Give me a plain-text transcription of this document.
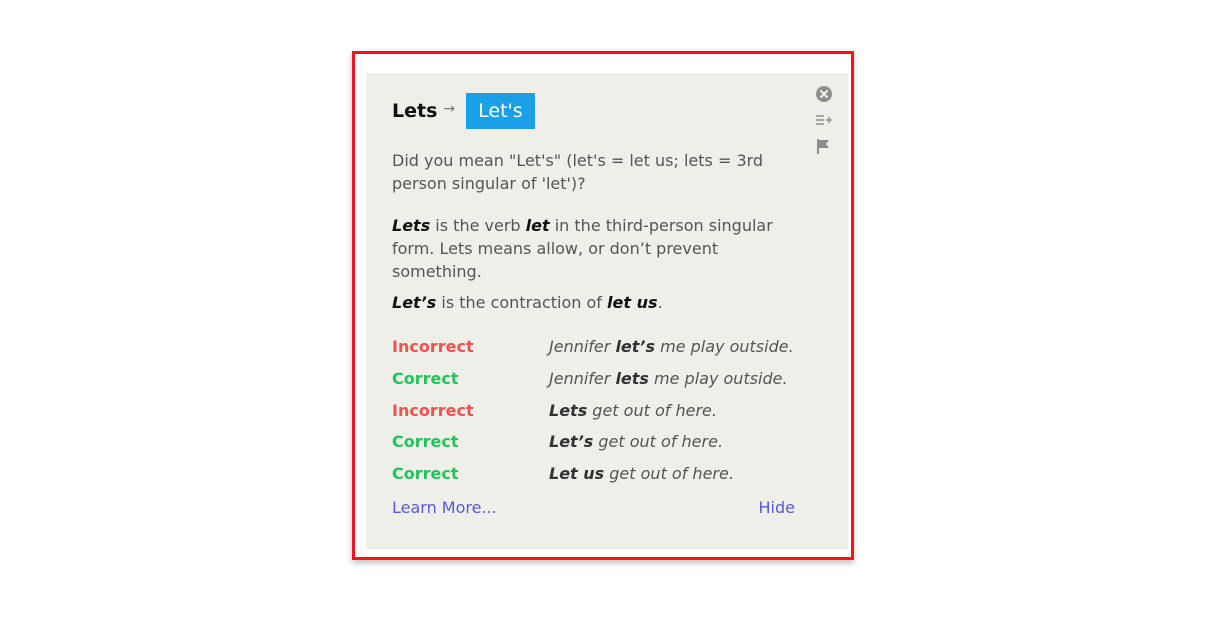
Lets →	Let's

Did you mean "Let's" (let's = let us; lets = 3rd person singular of 'let')?

Lets is the verb let in the third-person singular form. Lets means allow, or don’t prevent something.

Let’s is the contraction of let us.

Incorrect	Jennifer let’s me play outside.
Correct	Jennifer lets me play outside.
Incorrect	Lets get out of here.
Correct	Let’s get out of here.
Correct	Let us get out of here.
Learn More...	Hide
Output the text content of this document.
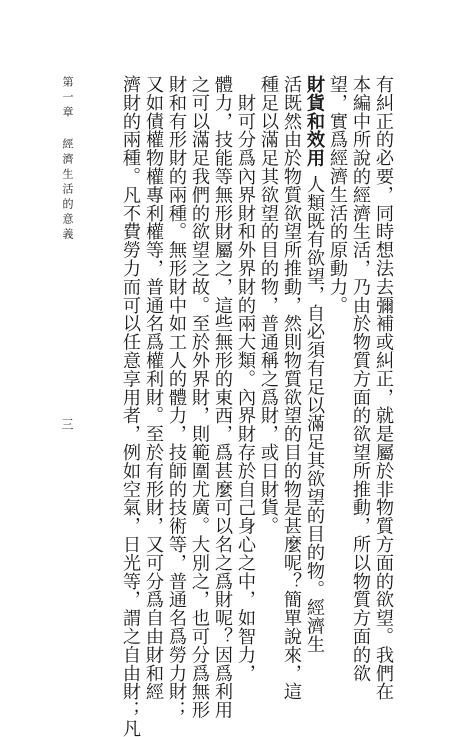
有糾正的必要，同時想法去彌補或糾正，就是屬於非物質方面的欲望。我們在
本編中所說的經濟生活，乃由於物質方面的欲望所推動，所以物質方面的欲
望，實爲經濟生活的原動力。
財貨和效用人類既有欲望，自必須有足以滿足其欲望的目的物。經濟生
活既然由於物質欲望所推動，然則物質欲望的目的物是甚麼呢？簡單說來，這
種足以滿足其欲望的目的物，普通稱之爲財，或日財貨。
　財可分爲內界財和外界財的兩大類。內界財存於自己身心之中，如智力，
體力，技能等無形財屬之，這些無形的東西，爲甚麼可以名之爲財呢？因爲利用
之可以滿足我們的欲望之故。至於外界財，則範圍尤廣。大別之，也可分爲無形
財和有形財的兩種。無形財中如工人的體力，技師的技術等，普通名爲勞力財；
又如債權物權專利權等，普通名爲權利財。至於有形財，又可分爲自由財和經
濟財的兩種。凡不費勞力而可以任意享用者，例如空氣，日光等，謂之自由財；凡
第一章 經濟生活的意義
三
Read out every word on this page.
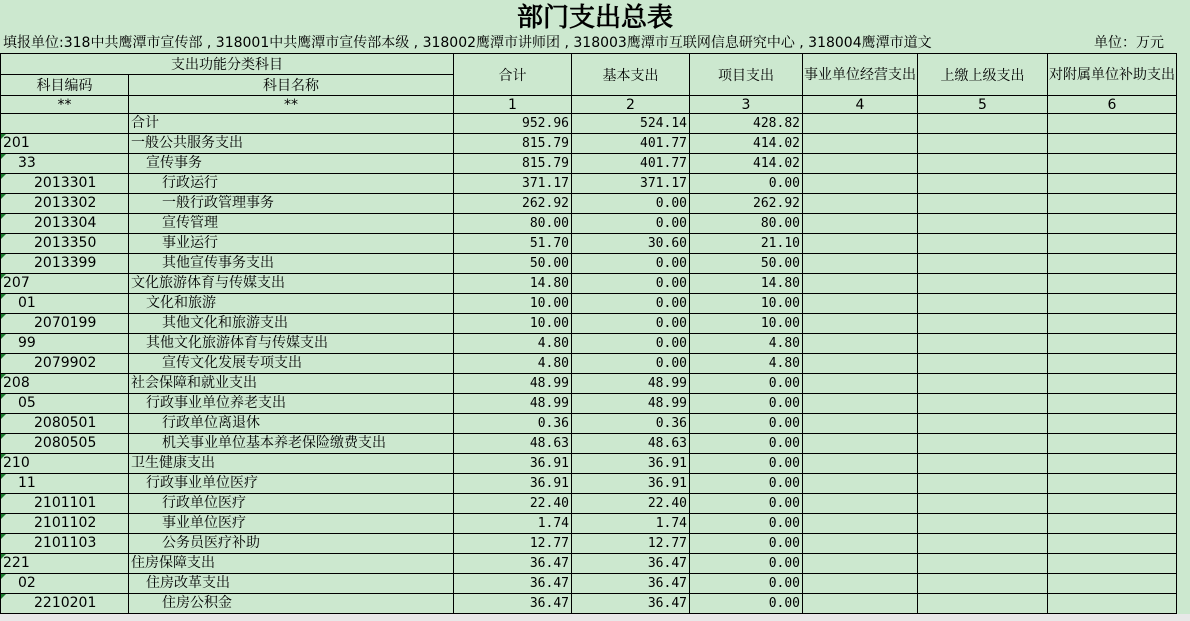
部门支出总表
填报单位:318中共鹰潭市宣传部 , 318001中共鹰潭市宣传部本级 , 318002鹰潭市讲师团 , 318003鹰潭市互联网信息研究中心 , 318004鹰潭市道文	单位：万元
支出功能分类科目		合计	基本支出	项目支出	事业单位经营支出	上缴上级支出	对附属单位补助支出
科目编码	科目名称						
**	**	1	2	3	4	5	6
	合计	952.96	524.14	428.82			
201	一般公共服务支出	815.79	401.77	414.02			
33	宣传事务	815.79	401.77	414.02			
2013301	行政运行	371.17	371.17	0.00			
2013302	一般行政管理事务	262.92	0.00	262.92			
2013304	宣传管理	80.00	0.00	80.00			
2013350	事业运行	51.70	30.60	21.10			
2013399	其他宣传事务支出	50.00	0.00	50.00			
207	文化旅游体育与传媒支出	14.80	0.00	14.80			
01	文化和旅游	10.00	0.00	10.00			
2070199	其他文化和旅游支出	10.00	0.00	10.00			
99	其他文化旅游体育与传媒支出	4.80	0.00	4.80			
2079902	宣传文化发展专项支出	4.80	0.00	4.80			
208	社会保障和就业支出	48.99	48.99	0.00			
05	行政事业单位养老支出	48.99	48.99	0.00			
2080501	行政单位离退休	0.36	0.36	0.00			
2080505	机关事业单位基本养老保险缴费支出	48.63	48.63	0.00			
210	卫生健康支出	36.91	36.91	0.00			
11	行政事业单位医疗	36.91	36.91	0.00			
2101101	行政单位医疗	22.40	22.40	0.00			
2101102	事业单位医疗	1.74	1.74	0.00			
2101103	公务员医疗补助	12.77	12.77	0.00			
221	住房保障支出	36.47	36.47	0.00			
02	住房改革支出	36.47	36.47	0.00			
2210201	住房公积金	36.47	36.47	0.00			
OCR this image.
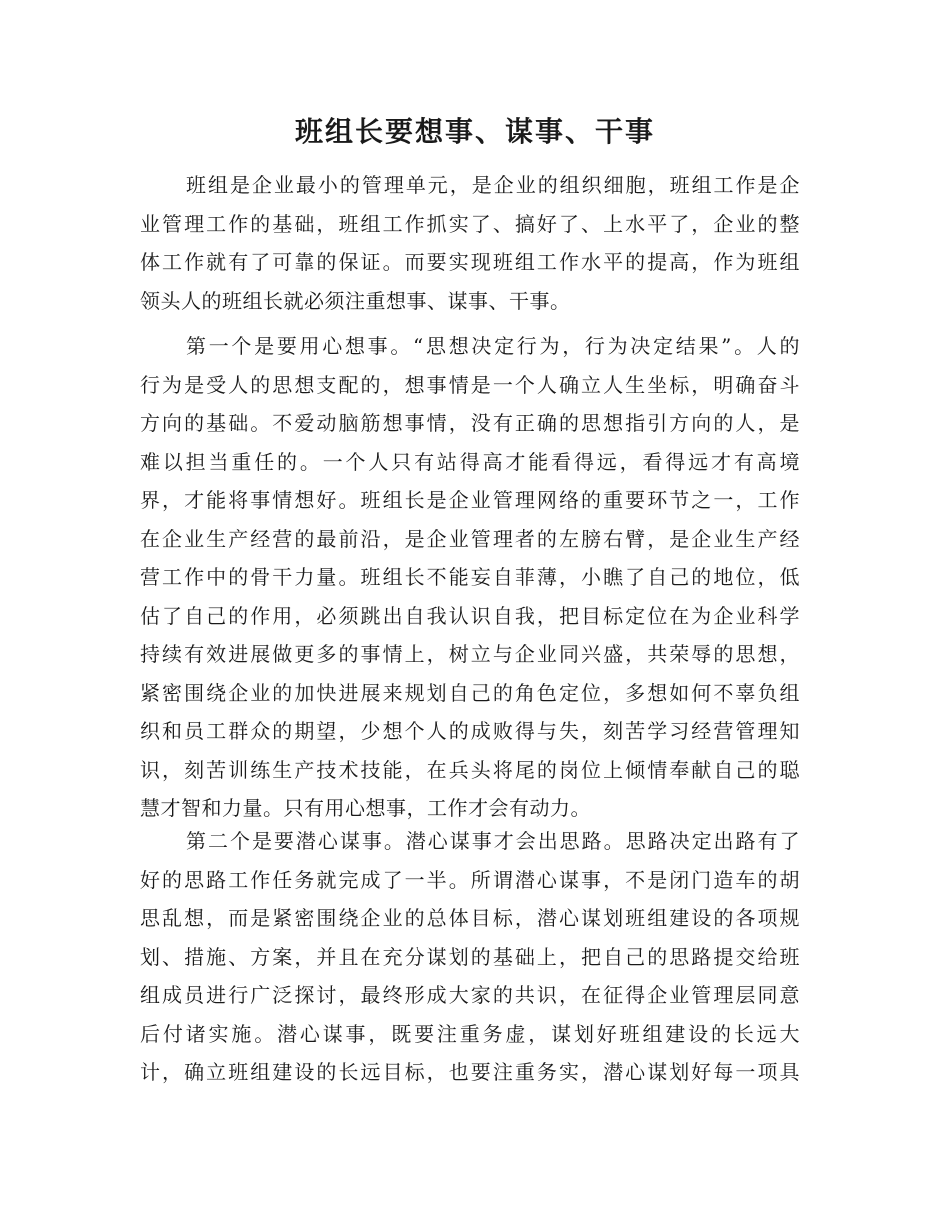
班组长要想事、谋事、干事
班组是企业最小的管理单元，是企业的组织细胞，班组工作是企
业管理工作的基础，班组工作抓实了、搞好了、上水平了，企业的整
体工作就有了可靠的保证。而要实现班组工作水平的提高，作为班组
领头人的班组长就必须注重想事、谋事、干事。
第一个是要用心想事。“思想决定行为，行为决定结果”。人的
行为是受人的思想支配的，想事情是一个人确立人生坐标，明确奋斗
方向的基础。不爱动脑筋想事情，没有正确的思想指引方向的人，是
难以担当重任的。一个人只有站得高才能看得远，看得远才有高境
界，才能将事情想好。班组长是企业管理网络的重要环节之一，工作
在企业生产经营的最前沿，是企业管理者的左膀右臂，是企业生产经
营工作中的骨干力量。班组长不能妄自菲薄，小瞧了自己的地位，低
估了自己的作用，必须跳出自我认识自我，把目标定位在为企业科学
持续有效进展做更多的事情上，树立与企业同兴盛，共荣辱的思想，
紧密围绕企业的加快进展来规划自己的角色定位，多想如何不辜负组
织和员工群众的期望，少想个人的成败得与失，刻苦学习经营管理知
识，刻苦训练生产技术技能，在兵头将尾的岗位上倾情奉献自己的聪
慧才智和力量。只有用心想事，工作才会有动力。
第二个是要潜心谋事。潜心谋事才会出思路。思路决定出路有了
好的思路工作任务就完成了一半。所谓潜心谋事，不是闭门造车的胡
思乱想，而是紧密围绕企业的总体目标，潜心谋划班组建设的各项规
划、措施、方案，并且在充分谋划的基础上，把自己的思路提交给班
组成员进行广泛探讨，最终形成大家的共识，在征得企业管理层同意
后付诸实施。潜心谋事，既要注重务虚，谋划好班组建设的长远大
计，确立班组建设的长远目标，也要注重务实，潜心谋划好每一项具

## REQUIRED TASK
The records above are to be reproduced exactly; the pictures are to be left out.

## FULL RESPONSE
Give me a plain-text transcription of this document.
Lets →	Let's

Did you mean "Let's" (let's = let us; lets = 3rd person singular of 'let')?

Lets is the verb let in the third-person singular form. Lets means allow, or don’t prevent something.

Let’s is the contraction of let us.

Incorrect	Jennifer let’s me play outside.
Correct	Jennifer lets me play outside.
Incorrect	Lets get out of here.
Correct	Let’s get out of here.
Correct	Let us get out of here.
Learn More...	Hide
Output the text content of this document.
有糾正的必要，同時想法去彌補或糾正，就是屬於非物質方面的欲望。我們在
本編中所說的經濟生活，乃由於物質方面的欲望所推動，所以物質方面的欲
望，實爲經濟生活的原動力。
財貨和效用人類既有欲望，自必須有足以滿足其欲望的目的物。經濟生
活既然由於物質欲望所推動，然則物質欲望的目的物是甚麼呢？簡單說來，這
種足以滿足其欲望的目的物，普通稱之爲財，或日財貨。
　財可分爲內界財和外界財的兩大類。內界財存於自己身心之中，如智力，
體力，技能等無形財屬之，這些無形的東西，爲甚麼可以名之爲財呢？因爲利用
之可以滿足我們的欲望之故。至於外界財，則範圍尤廣。大別之，也可分爲無形
財和有形財的兩種。無形財中如工人的體力，技師的技術等，普通名爲勞力財；
又如債權物權專利權等，普通名爲權利財。至於有形財，又可分爲自由財和經
濟財的兩種。凡不費勞力而可以任意享用者，例如空氣，日光等，謂之自由財；凡
第一章 經濟生活的意義
三
Read out every word on this page.
部门支出总表
填报单位:318中共鹰潭市宣传部 , 318001中共鹰潭市宣传部本级 , 318002鹰潭市讲师团 , 318003鹰潭市互联网信息研究中心 , 318004鹰潭市道文	单位：万元
支出功能分类科目		合计	基本支出	项目支出	事业单位经营支出	上缴上级支出	对附属单位补助支出
科目编码	科目名称						
**	**	1	2	3	4	5	6
	合计	952.96	524.14	428.82			
201	一般公共服务支出	815.79	401.77	414.02			
33	宣传事务	815.79	401.77	414.02			
2013301	行政运行	371.17	371.17	0.00			
2013302	一般行政管理事务	262.92	0.00	262.92			
2013304	宣传管理	80.00	0.00	80.00			
2013350	事业运行	51.70	30.60	21.10			
2013399	其他宣传事务支出	50.00	0.00	50.00			
207	文化旅游体育与传媒支出	14.80	0.00	14.80			
01	文化和旅游	10.00	0.00	10.00			
2070199	其他文化和旅游支出	10.00	0.00	10.00			
99	其他文化旅游体育与传媒支出	4.80	0.00	4.80			
2079902	宣传文化发展专项支出	4.80	0.00	4.80			
208	社会保障和就业支出	48.99	48.99	0.00			
05	行政事业单位养老支出	48.99	48.99	0.00			
2080501	行政单位离退休	0.36	0.36	0.00			
2080505	机关事业单位基本养老保险缴费支出	48.63	48.63	0.00			
210	卫生健康支出	36.91	36.91	0.00			
11	行政事业单位医疗	36.91	36.91	0.00			
2101101	行政单位医疗	22.40	22.40	0.00			
2101102	事业单位医疗	1.74	1.74	0.00			
2101103	公务员医疗补助	12.77	12.77	0.00			
221	住房保障支出	36.47	36.47	0.00			
02	住房改革支出	36.47	36.47	0.00			
2210201	住房公积金	36.47	36.47	0.00			
OCR this image.
班组长要想事、谋事、干事
班组是企业最小的管理单元，是企业的组织细胞，班组工作是企
业管理工作的基础，班组工作抓实了、搞好了、上水平了，企业的整
体工作就有了可靠的保证。而要实现班组工作水平的提高，作为班组
领头人的班组长就必须注重想事、谋事、干事。
第一个是要用心想事。“思想决定行为，行为决定结果”。人的
行为是受人的思想支配的，想事情是一个人确立人生坐标，明确奋斗
方向的基础。不爱动脑筋想事情，没有正确的思想指引方向的人，是
难以担当重任的。一个人只有站得高才能看得远，看得远才有高境
界，才能将事情想好。班组长是企业管理网络的重要环节之一，工作
在企业生产经营的最前沿，是企业管理者的左膀右臂，是企业生产经
营工作中的骨干力量。班组长不能妄自菲薄，小瞧了自己的地位，低
估了自己的作用，必须跳出自我认识自我，把目标定位在为企业科学
持续有效进展做更多的事情上，树立与企业同兴盛，共荣辱的思想，
紧密围绕企业的加快进展来规划自己的角色定位，多想如何不辜负组
织和员工群众的期望，少想个人的成败得与失，刻苦学习经营管理知
识，刻苦训练生产技术技能，在兵头将尾的岗位上倾情奉献自己的聪
慧才智和力量。只有用心想事，工作才会有动力。
第二个是要潜心谋事。潜心谋事才会出思路。思路决定出路有了
好的思路工作任务就完成了一半。所谓潜心谋事，不是闭门造车的胡
思乱想，而是紧密围绕企业的总体目标，潜心谋划班组建设的各项规
划、措施、方案，并且在充分谋划的基础上，把自己的思路提交给班
组成员进行广泛探讨，最终形成大家的共识，在征得企业管理层同意
后付诸实施。潜心谋事，既要注重务虚，谋划好班组建设的长远大
计，确立班组建设的长远目标，也要注重务实，潜心谋划好每一项具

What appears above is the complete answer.